• [INSTRUCTIONS FOR THE TASK] Write out the entries below once more, exactly.

┄┄┄┄┄┄

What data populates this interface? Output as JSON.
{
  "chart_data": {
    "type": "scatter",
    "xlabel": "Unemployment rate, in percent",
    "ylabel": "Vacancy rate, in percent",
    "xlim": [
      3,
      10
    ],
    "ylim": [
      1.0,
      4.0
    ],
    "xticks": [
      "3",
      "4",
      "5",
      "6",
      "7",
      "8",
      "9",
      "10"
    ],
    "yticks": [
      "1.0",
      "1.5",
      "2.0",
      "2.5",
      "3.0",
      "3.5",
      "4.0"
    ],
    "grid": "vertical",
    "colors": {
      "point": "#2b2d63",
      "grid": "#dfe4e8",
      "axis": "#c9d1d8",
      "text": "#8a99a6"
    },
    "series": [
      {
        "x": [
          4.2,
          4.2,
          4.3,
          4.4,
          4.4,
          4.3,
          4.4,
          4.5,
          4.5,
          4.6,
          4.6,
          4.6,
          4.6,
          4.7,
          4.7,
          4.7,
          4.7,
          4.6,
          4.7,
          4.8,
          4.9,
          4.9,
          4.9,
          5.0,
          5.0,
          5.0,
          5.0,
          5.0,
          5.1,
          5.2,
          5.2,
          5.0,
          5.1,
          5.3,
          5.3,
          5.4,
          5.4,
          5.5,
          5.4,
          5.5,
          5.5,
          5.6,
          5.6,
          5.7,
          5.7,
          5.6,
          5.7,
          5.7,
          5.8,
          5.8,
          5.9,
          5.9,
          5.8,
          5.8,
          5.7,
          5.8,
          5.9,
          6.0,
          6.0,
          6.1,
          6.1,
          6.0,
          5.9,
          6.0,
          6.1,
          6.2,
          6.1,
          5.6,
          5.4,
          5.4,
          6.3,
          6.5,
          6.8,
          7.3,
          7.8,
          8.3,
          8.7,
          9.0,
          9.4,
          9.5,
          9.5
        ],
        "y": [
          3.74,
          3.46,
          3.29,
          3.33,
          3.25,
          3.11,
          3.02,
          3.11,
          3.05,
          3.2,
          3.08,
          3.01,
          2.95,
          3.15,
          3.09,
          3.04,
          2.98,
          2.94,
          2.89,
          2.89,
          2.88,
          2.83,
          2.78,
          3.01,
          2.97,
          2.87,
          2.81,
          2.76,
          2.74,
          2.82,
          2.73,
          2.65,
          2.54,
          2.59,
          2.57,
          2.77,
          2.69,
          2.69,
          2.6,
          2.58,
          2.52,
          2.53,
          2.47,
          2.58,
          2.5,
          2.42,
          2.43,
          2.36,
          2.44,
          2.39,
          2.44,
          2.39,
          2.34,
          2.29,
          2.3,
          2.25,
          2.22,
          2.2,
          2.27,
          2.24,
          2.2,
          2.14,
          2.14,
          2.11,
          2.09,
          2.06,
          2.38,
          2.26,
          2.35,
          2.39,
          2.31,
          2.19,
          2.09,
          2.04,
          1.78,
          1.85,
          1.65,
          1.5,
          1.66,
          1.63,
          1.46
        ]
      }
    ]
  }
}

┄┄┄┄┄┄

• [SOLUTION TO THIS PROBLEM]
What data populates this interface? Output as JSON.
{
  "chart_data": {
    "type": "scatter",
    "xlabel": "Unemployment rate, in percent",
    "ylabel": "Vacancy rate, in percent",
    "xlim": [
      3,
      10
    ],
    "ylim": [
      1.0,
      4.0
    ],
    "xticks": [
      "3",
      "4",
      "5",
      "6",
      "7",
      "8",
      "9",
      "10"
    ],
    "yticks": [
      "1.0",
      "1.5",
      "2.0",
      "2.5",
      "3.0",
      "3.5",
      "4.0"
    ],
    "grid": "vertical",
    "colors": {
      "point": "#2b2d63",
      "grid": "#dfe4e8",
      "axis": "#c9d1d8",
      "text": "#8a99a6"
    },
    "series": [
      {
        "x": [
          4.2,
          4.2,
          4.3,
          4.4,
          4.4,
          4.3,
          4.4,
          4.5,
          4.5,
          4.6,
          4.6,
          4.6,
          4.6,
          4.7,
          4.7,
          4.7,
          4.7,
          4.6,
          4.7,
          4.8,
          4.9,
          4.9,
          4.9,
          5.0,
          5.0,
          5.0,
          5.0,
          5.0,
          5.1,
          5.2,
          5.2,
          5.0,
          5.1,
          5.3,
          5.3,
          5.4,
          5.4,
          5.5,
          5.4,
          5.5,
          5.5,
          5.6,
          5.6,
          5.7,
          5.7,
          5.6,
          5.7,
          5.7,
          5.8,
          5.8,
          5.9,
          5.9,
          5.8,
          5.8,
          5.7,
          5.8,
          5.9,
          6.0,
          6.0,
          6.1,
          6.1,
          6.0,
          5.9,
          6.0,
          6.1,
          6.2,
          6.1,
          5.6,
          5.4,
          5.4,
          6.3,
          6.5,
          6.8,
          7.3,
          7.8,
          8.3,
          8.7,
          9.0,
          9.4,
          9.5,
          9.5
        ],
        "y": [
          3.74,
          3.46,
          3.29,
          3.33,
          3.25,
          3.11,
          3.02,
          3.11,
          3.05,
          3.2,
          3.08,
          3.01,
          2.95,
          3.15,
          3.09,
          3.04,
          2.98,
          2.94,
          2.89,
          2.89,
          2.88,
          2.83,
          2.78,
          3.01,
          2.97,
          2.87,
          2.81,
          2.76,
          2.74,
          2.82,
          2.73,
          2.65,
          2.54,
          2.59,
          2.57,
          2.77,
          2.69,
          2.69,
          2.6,
          2.58,
          2.52,
          2.53,
          2.47,
          2.58,
          2.5,
          2.42,
          2.43,
          2.36,
          2.44,
          2.39,
          2.44,
          2.39,
          2.34,
          2.29,
          2.3,
          2.25,
          2.22,
          2.2,
          2.27,
          2.24,
          2.2,
          2.14,
          2.14,
          2.11,
          2.09,
          2.06,
          2.38,
          2.26,
          2.35,
          2.39,
          2.31,
          2.19,
          2.09,
          2.04,
          1.78,
          1.85,
          1.65,
          1.5,
          1.66,
          1.63,
          1.46
        ]
      }
    ]
  }
}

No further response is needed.